▸ **Challenge**
Write out all the material exactly. Leave nothing out.

═══ Material for this task

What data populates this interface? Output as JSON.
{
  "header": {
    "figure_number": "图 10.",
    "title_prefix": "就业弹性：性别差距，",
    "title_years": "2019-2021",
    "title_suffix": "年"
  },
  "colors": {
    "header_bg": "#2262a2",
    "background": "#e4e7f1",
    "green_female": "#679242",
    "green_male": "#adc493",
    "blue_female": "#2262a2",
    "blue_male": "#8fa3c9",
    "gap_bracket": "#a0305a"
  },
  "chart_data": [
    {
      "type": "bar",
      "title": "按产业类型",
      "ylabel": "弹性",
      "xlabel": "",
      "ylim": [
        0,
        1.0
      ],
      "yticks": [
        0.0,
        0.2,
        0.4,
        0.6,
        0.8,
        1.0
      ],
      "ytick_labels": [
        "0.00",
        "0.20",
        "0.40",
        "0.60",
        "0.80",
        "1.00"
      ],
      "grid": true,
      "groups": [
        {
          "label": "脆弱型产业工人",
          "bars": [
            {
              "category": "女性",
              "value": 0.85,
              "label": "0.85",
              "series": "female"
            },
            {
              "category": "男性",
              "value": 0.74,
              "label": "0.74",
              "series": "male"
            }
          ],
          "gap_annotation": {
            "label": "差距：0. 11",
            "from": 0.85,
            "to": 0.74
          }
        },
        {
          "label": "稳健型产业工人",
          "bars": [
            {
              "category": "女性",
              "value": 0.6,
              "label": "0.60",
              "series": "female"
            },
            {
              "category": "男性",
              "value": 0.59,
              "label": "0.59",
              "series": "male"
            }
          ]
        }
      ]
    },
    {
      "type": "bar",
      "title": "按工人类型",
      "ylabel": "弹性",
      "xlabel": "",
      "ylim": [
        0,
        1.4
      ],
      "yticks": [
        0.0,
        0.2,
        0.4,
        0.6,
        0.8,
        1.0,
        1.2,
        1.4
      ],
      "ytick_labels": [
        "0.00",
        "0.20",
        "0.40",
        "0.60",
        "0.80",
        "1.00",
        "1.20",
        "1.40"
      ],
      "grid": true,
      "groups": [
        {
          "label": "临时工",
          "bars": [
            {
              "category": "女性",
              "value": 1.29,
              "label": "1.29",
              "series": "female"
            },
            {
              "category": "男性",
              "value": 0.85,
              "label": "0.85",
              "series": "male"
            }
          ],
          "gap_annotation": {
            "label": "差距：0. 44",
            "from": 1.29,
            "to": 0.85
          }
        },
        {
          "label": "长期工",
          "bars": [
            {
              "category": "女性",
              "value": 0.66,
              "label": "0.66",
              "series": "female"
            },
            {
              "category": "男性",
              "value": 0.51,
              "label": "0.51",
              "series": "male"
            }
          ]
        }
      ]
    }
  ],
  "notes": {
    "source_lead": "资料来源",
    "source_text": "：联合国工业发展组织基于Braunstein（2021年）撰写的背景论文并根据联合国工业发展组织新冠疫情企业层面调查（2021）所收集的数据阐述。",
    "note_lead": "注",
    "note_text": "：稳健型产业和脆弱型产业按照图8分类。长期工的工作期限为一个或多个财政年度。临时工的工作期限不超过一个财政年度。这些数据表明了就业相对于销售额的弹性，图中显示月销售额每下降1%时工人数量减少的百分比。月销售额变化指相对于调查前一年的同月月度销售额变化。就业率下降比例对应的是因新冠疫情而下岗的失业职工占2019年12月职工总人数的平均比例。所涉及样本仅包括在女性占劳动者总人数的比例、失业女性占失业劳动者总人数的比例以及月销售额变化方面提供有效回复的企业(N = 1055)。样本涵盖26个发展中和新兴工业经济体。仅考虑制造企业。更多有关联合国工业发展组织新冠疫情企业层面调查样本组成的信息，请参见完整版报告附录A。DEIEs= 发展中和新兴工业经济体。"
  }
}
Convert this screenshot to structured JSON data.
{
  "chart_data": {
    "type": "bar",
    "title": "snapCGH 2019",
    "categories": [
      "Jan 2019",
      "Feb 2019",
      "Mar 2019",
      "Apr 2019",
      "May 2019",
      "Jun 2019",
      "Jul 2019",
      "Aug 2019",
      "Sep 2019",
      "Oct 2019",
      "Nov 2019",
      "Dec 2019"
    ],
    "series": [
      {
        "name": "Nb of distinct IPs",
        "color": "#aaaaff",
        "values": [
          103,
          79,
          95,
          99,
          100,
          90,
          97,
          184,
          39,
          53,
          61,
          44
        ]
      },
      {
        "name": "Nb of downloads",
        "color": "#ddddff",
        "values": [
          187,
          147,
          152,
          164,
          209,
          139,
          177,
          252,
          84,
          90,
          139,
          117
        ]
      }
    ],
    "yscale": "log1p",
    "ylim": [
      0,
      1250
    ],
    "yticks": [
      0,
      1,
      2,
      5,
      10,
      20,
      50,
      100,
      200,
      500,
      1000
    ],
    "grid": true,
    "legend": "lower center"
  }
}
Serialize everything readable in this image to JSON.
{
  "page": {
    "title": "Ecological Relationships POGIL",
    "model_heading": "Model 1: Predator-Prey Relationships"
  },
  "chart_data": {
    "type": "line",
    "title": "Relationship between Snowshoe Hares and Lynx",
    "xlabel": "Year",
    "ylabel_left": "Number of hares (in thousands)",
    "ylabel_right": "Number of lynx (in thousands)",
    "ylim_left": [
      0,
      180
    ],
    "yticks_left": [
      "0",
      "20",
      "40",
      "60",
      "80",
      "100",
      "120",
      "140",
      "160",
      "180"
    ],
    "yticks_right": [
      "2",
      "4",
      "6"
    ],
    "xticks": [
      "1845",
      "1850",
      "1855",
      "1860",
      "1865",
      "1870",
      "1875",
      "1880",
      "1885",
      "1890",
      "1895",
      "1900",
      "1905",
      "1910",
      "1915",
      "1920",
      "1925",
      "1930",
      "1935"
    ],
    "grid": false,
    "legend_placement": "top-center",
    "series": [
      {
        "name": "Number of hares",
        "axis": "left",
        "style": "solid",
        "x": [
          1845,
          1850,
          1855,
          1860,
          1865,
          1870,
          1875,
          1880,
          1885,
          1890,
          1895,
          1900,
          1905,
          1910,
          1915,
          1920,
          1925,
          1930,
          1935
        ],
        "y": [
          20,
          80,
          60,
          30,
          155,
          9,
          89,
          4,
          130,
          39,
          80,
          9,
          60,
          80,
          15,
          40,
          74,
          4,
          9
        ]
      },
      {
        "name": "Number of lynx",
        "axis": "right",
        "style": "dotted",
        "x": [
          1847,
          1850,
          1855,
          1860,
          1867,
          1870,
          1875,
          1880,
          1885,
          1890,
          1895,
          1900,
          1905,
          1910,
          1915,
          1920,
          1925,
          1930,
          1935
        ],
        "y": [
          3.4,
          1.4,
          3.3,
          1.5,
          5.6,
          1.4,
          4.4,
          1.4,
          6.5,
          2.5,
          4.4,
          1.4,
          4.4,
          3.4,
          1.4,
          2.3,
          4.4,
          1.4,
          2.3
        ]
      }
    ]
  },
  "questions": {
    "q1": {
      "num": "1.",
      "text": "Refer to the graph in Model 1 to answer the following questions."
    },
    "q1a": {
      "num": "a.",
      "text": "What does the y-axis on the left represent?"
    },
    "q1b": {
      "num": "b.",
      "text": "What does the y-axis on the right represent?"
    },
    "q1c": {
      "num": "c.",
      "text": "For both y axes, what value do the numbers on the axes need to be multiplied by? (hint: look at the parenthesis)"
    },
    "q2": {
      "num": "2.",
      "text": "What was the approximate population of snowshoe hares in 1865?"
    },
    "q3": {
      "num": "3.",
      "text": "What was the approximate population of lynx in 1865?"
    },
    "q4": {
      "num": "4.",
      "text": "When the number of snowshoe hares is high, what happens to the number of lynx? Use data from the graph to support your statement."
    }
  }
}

══════

▸ **Answer to the task**
What data populates this interface? Output as JSON.
{
  "header": {
    "figure_number": "图 10.",
    "title_prefix": "就业弹性：性别差距，",
    "title_years": "2019-2021",
    "title_suffix": "年"
  },
  "colors": {
    "header_bg": "#2262a2",
    "background": "#e4e7f1",
    "green_female": "#679242",
    "green_male": "#adc493",
    "blue_female": "#2262a2",
    "blue_male": "#8fa3c9",
    "gap_bracket": "#a0305a"
  },
  "chart_data": [
    {
      "type": "bar",
      "title": "按产业类型",
      "ylabel": "弹性",
      "xlabel": "",
      "ylim": [
        0,
        1.0
      ],
      "yticks": [
        0.0,
        0.2,
        0.4,
        0.6,
        0.8,
        1.0
      ],
      "ytick_labels": [
        "0.00",
        "0.20",
        "0.40",
        "0.60",
        "0.80",
        "1.00"
      ],
      "grid": true,
      "groups": [
        {
          "label": "脆弱型产业工人",
          "bars": [
            {
              "category": "女性",
              "value": 0.85,
              "label": "0.85",
              "series": "female"
            },
            {
              "category": "男性",
              "value": 0.74,
              "label": "0.74",
              "series": "male"
            }
          ],
          "gap_annotation": {
            "label": "差距：0. 11",
            "from": 0.85,
            "to": 0.74
          }
        },
        {
          "label": "稳健型产业工人",
          "bars": [
            {
              "category": "女性",
              "value": 0.6,
              "label": "0.60",
              "series": "female"
            },
            {
              "category": "男性",
              "value": 0.59,
              "label": "0.59",
              "series": "male"
            }
          ]
        }
      ]
    },
    {
      "type": "bar",
      "title": "按工人类型",
      "ylabel": "弹性",
      "xlabel": "",
      "ylim": [
        0,
        1.4
      ],
      "yticks": [
        0.0,
        0.2,
        0.4,
        0.6,
        0.8,
        1.0,
        1.2,
        1.4
      ],
      "ytick_labels": [
        "0.00",
        "0.20",
        "0.40",
        "0.60",
        "0.80",
        "1.00",
        "1.20",
        "1.40"
      ],
      "grid": true,
      "groups": [
        {
          "label": "临时工",
          "bars": [
            {
              "category": "女性",
              "value": 1.29,
              "label": "1.29",
              "series": "female"
            },
            {
              "category": "男性",
              "value": 0.85,
              "label": "0.85",
              "series": "male"
            }
          ],
          "gap_annotation": {
            "label": "差距：0. 44",
            "from": 1.29,
            "to": 0.85
          }
        },
        {
          "label": "长期工",
          "bars": [
            {
              "category": "女性",
              "value": 0.66,
              "label": "0.66",
              "series": "female"
            },
            {
              "category": "男性",
              "value": 0.51,
              "label": "0.51",
              "series": "male"
            }
          ]
        }
      ]
    }
  ],
  "notes": {
    "source_lead": "资料来源",
    "source_text": "：联合国工业发展组织基于Braunstein（2021年）撰写的背景论文并根据联合国工业发展组织新冠疫情企业层面调查（2021）所收集的数据阐述。",
    "note_lead": "注",
    "note_text": "：稳健型产业和脆弱型产业按照图8分类。长期工的工作期限为一个或多个财政年度。临时工的工作期限不超过一个财政年度。这些数据表明了就业相对于销售额的弹性，图中显示月销售额每下降1%时工人数量减少的百分比。月销售额变化指相对于调查前一年的同月月度销售额变化。就业率下降比例对应的是因新冠疫情而下岗的失业职工占2019年12月职工总人数的平均比例。所涉及样本仅包括在女性占劳动者总人数的比例、失业女性占失业劳动者总人数的比例以及月销售额变化方面提供有效回复的企业(N = 1055)。样本涵盖26个发展中和新兴工业经济体。仅考虑制造企业。更多有关联合国工业发展组织新冠疫情企业层面调查样本组成的信息，请参见完整版报告附录A。DEIEs= 发展中和新兴工业经济体。"
  }
}
Convert this screenshot to structured JSON data.
{
  "chart_data": {
    "type": "bar",
    "title": "snapCGH 2019",
    "categories": [
      "Jan 2019",
      "Feb 2019",
      "Mar 2019",
      "Apr 2019",
      "May 2019",
      "Jun 2019",
      "Jul 2019",
      "Aug 2019",
      "Sep 2019",
      "Oct 2019",
      "Nov 2019",
      "Dec 2019"
    ],
    "series": [
      {
        "name": "Nb of distinct IPs",
        "color": "#aaaaff",
        "values": [
          103,
          79,
          95,
          99,
          100,
          90,
          97,
          184,
          39,
          53,
          61,
          44
        ]
      },
      {
        "name": "Nb of downloads",
        "color": "#ddddff",
        "values": [
          187,
          147,
          152,
          164,
          209,
          139,
          177,
          252,
          84,
          90,
          139,
          117
        ]
      }
    ],
    "yscale": "log1p",
    "ylim": [
      0,
      1250
    ],
    "yticks": [
      0,
      1,
      2,
      5,
      10,
      20,
      50,
      100,
      200,
      500,
      1000
    ],
    "grid": true,
    "legend": "lower center"
  }
}
Serialize everything readable in this image to JSON.
{
  "page": {
    "title": "Ecological Relationships POGIL",
    "model_heading": "Model 1: Predator-Prey Relationships"
  },
  "chart_data": {
    "type": "line",
    "title": "Relationship between Snowshoe Hares and Lynx",
    "xlabel": "Year",
    "ylabel_left": "Number of hares (in thousands)",
    "ylabel_right": "Number of lynx (in thousands)",
    "ylim_left": [
      0,
      180
    ],
    "yticks_left": [
      "0",
      "20",
      "40",
      "60",
      "80",
      "100",
      "120",
      "140",
      "160",
      "180"
    ],
    "yticks_right": [
      "2",
      "4",
      "6"
    ],
    "xticks": [
      "1845",
      "1850",
      "1855",
      "1860",
      "1865",
      "1870",
      "1875",
      "1880",
      "1885",
      "1890",
      "1895",
      "1900",
      "1905",
      "1910",
      "1915",
      "1920",
      "1925",
      "1930",
      "1935"
    ],
    "grid": false,
    "legend_placement": "top-center",
    "series": [
      {
        "name": "Number of hares",
        "axis": "left",
        "style": "solid",
        "x": [
          1845,
          1850,
          1855,
          1860,
          1865,
          1870,
          1875,
          1880,
          1885,
          1890,
          1895,
          1900,
          1905,
          1910,
          1915,
          1920,
          1925,
          1930,
          1935
        ],
        "y": [
          20,
          80,
          60,
          30,
          155,
          9,
          89,
          4,
          130,
          39,
          80,
          9,
          60,
          80,
          15,
          40,
          74,
          4,
          9
        ]
      },
      {
        "name": "Number of lynx",
        "axis": "right",
        "style": "dotted",
        "x": [
          1847,
          1850,
          1855,
          1860,
          1867,
          1870,
          1875,
          1880,
          1885,
          1890,
          1895,
          1900,
          1905,
          1910,
          1915,
          1920,
          1925,
          1930,
          1935
        ],
        "y": [
          3.4,
          1.4,
          3.3,
          1.5,
          5.6,
          1.4,
          4.4,
          1.4,
          6.5,
          2.5,
          4.4,
          1.4,
          4.4,
          3.4,
          1.4,
          2.3,
          4.4,
          1.4,
          2.3
        ]
      }
    ]
  },
  "questions": {
    "q1": {
      "num": "1.",
      "text": "Refer to the graph in Model 1 to answer the following questions."
    },
    "q1a": {
      "num": "a.",
      "text": "What does the y-axis on the left represent?"
    },
    "q1b": {
      "num": "b.",
      "text": "What does the y-axis on the right represent?"
    },
    "q1c": {
      "num": "c.",
      "text": "For both y axes, what value do the numbers on the axes need to be multiplied by? (hint: look at the parenthesis)"
    },
    "q2": {
      "num": "2.",
      "text": "What was the approximate population of snowshoe hares in 1865?"
    },
    "q3": {
      "num": "3.",
      "text": "What was the approximate population of lynx in 1865?"
    },
    "q4": {
      "num": "4.",
      "text": "When the number of snowshoe hares is high, what happens to the number of lynx? Use data from the graph to support your statement."
    }
  }
}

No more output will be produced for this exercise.